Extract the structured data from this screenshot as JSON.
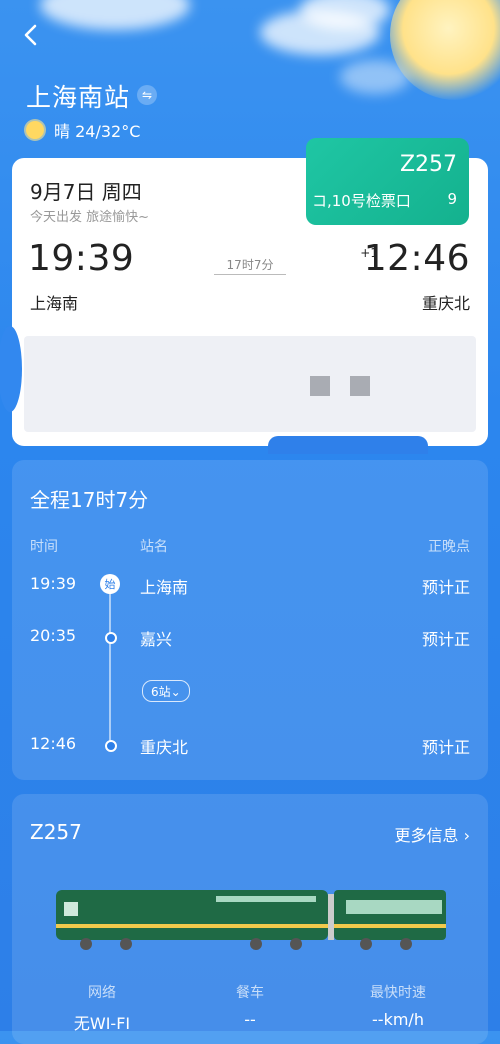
{
  "header": {
    "station": "上海南站",
    "weather_text": "晴 24/32°C"
  },
  "badge": {
    "train": "Z257",
    "gate": "コ,10号检票口",
    "gate_num": "9"
  },
  "ticket": {
    "date": "9月7日  周四",
    "subtitle": "今天出发 旅途愉快~",
    "dep_time": "19:39",
    "arr_time": "12:46",
    "plus_day": "+1",
    "duration": "17时7分",
    "dep_station": "上海南",
    "arr_station": "重庆北"
  },
  "route": {
    "title": "全程17时7分",
    "headers": {
      "time": "时间",
      "station": "站名",
      "status": "正晚点"
    },
    "start_badge": "始",
    "stops_toggle": "6站⌄",
    "rows": [
      {
        "time": "19:39",
        "station": "上海南",
        "status": "预计正"
      },
      {
        "time": "20:35",
        "station": "嘉兴",
        "status": "预计正"
      },
      {
        "time": "12:46",
        "station": "重庆北",
        "status": "预计正"
      }
    ]
  },
  "info": {
    "train": "Z257",
    "more": "更多信息 ›",
    "labels": [
      "网络",
      "餐车",
      "最快时速"
    ],
    "values": [
      "无WI-FI",
      "--",
      "--km/h"
    ]
  },
  "colors": {
    "background": "#2d86ee",
    "badge": "#17b995",
    "train_body": "#1f6a45"
  }
}
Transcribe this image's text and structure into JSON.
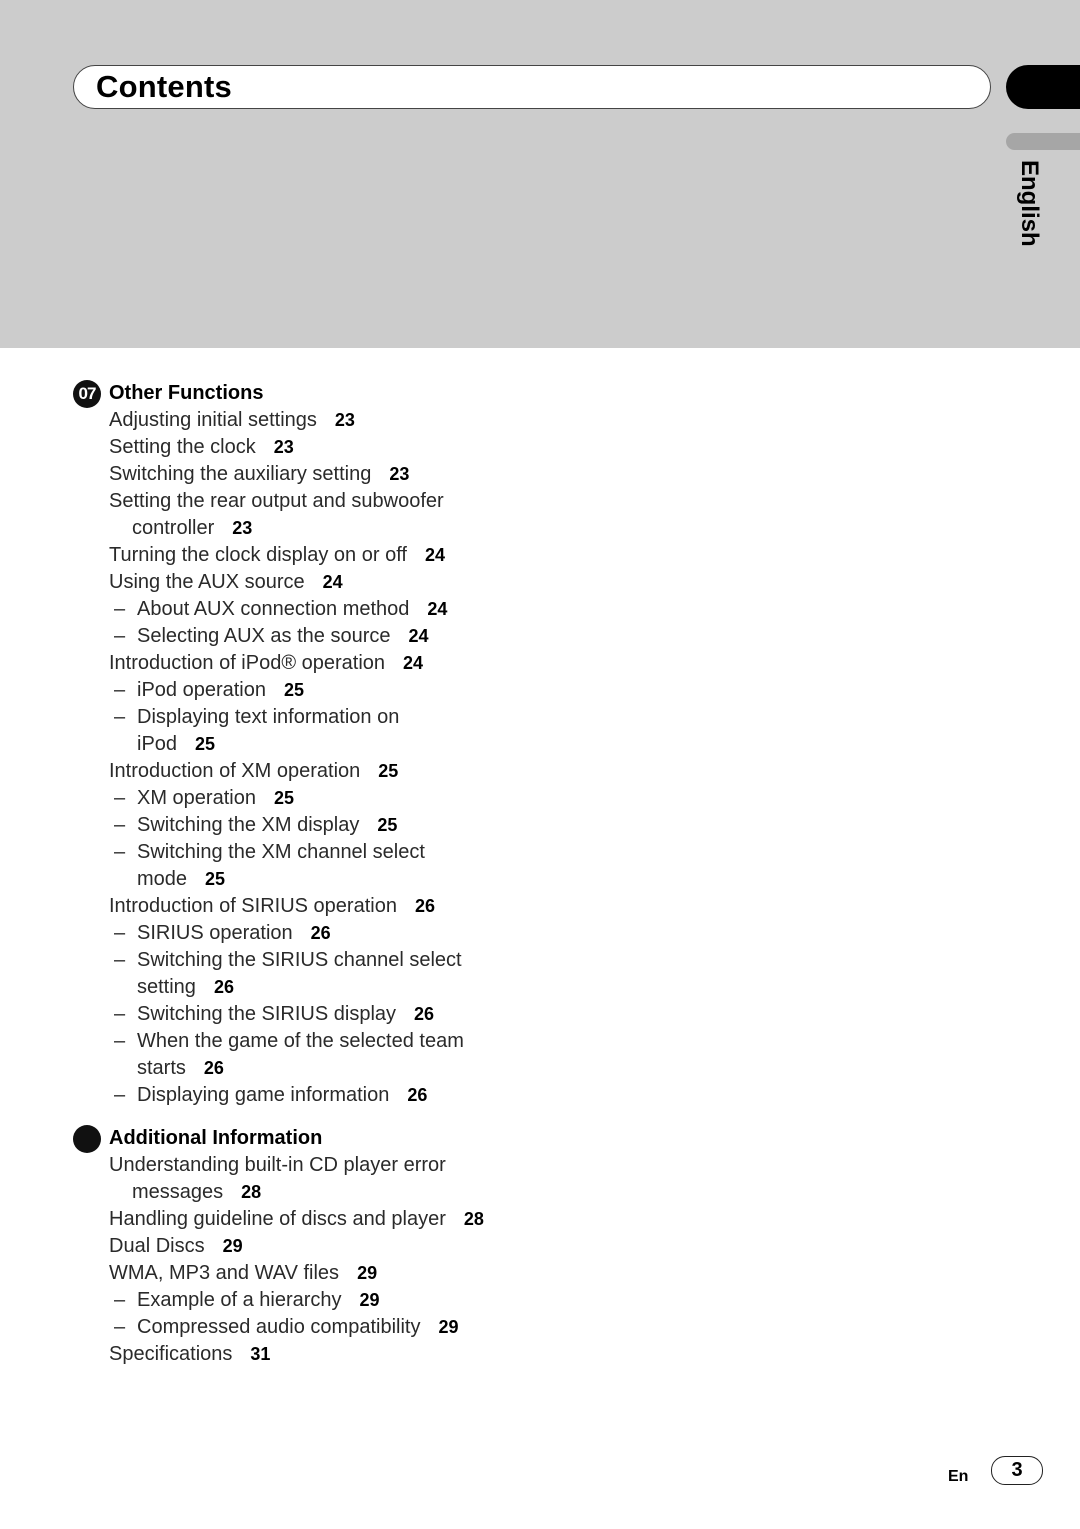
{
  "header": {
    "title": "Contents",
    "language_tab": "English"
  },
  "sections": [
    {
      "badge": "07",
      "title": "Other Functions",
      "entries": [
        {
          "level": 1,
          "text": "Adjusting initial settings",
          "page": "23"
        },
        {
          "level": 1,
          "text": "Setting the clock",
          "page": "23"
        },
        {
          "level": 1,
          "text": "Switching the auxiliary setting",
          "page": "23"
        },
        {
          "level": 1,
          "text": "Setting the rear output and subwoofer",
          "cont": "controller",
          "page": "23"
        },
        {
          "level": 1,
          "text": "Turning the clock display on or off",
          "page": "24"
        },
        {
          "level": 1,
          "text": "Using the AUX source",
          "page": "24"
        },
        {
          "level": 2,
          "text": "About AUX connection method",
          "page": "24"
        },
        {
          "level": 2,
          "text": "Selecting AUX as the source",
          "page": "24"
        },
        {
          "level": 1,
          "text": "Introduction of iPod® operation",
          "page": "24"
        },
        {
          "level": 2,
          "text": "iPod operation",
          "page": "25"
        },
        {
          "level": 2,
          "text": "Displaying text information on",
          "cont": "iPod",
          "page": "25"
        },
        {
          "level": 1,
          "text": "Introduction of XM operation",
          "page": "25"
        },
        {
          "level": 2,
          "text": "XM operation",
          "page": "25"
        },
        {
          "level": 2,
          "text": "Switching the XM display",
          "page": "25"
        },
        {
          "level": 2,
          "text": "Switching the XM channel select",
          "cont": "mode",
          "page": "25"
        },
        {
          "level": 1,
          "text": "Introduction of SIRIUS operation",
          "page": "26"
        },
        {
          "level": 2,
          "text": "SIRIUS operation",
          "page": "26"
        },
        {
          "level": 2,
          "text": "Switching the SIRIUS channel select",
          "cont": "setting",
          "page": "26"
        },
        {
          "level": 2,
          "text": "Switching the SIRIUS display",
          "page": "26"
        },
        {
          "level": 2,
          "text": "When the game of the selected team",
          "cont": "starts",
          "page": "26"
        },
        {
          "level": 2,
          "text": "Displaying game information",
          "page": "26"
        }
      ]
    },
    {
      "badge": "",
      "title": "Additional Information",
      "entries": [
        {
          "level": 1,
          "text": "Understanding built-in CD player error",
          "cont": "messages",
          "page": "28"
        },
        {
          "level": 1,
          "text": "Handling guideline of discs and player",
          "page": "28"
        },
        {
          "level": 1,
          "text": "Dual Discs",
          "page": "29"
        },
        {
          "level": 1,
          "text": "WMA, MP3 and WAV files",
          "page": "29"
        },
        {
          "level": 2,
          "text": "Example of a hierarchy",
          "page": "29"
        },
        {
          "level": 2,
          "text": "Compressed audio compatibility",
          "page": "29"
        },
        {
          "level": 1,
          "text": "Specifications",
          "page": "31"
        }
      ]
    }
  ],
  "footer": {
    "lang_code": "En",
    "page_number": "3"
  },
  "dash": "–"
}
_ _ _
• What the exercise asks: Determine the number of lines where the string "channel" occurs, and give that number only.

• Output of the exercise: 2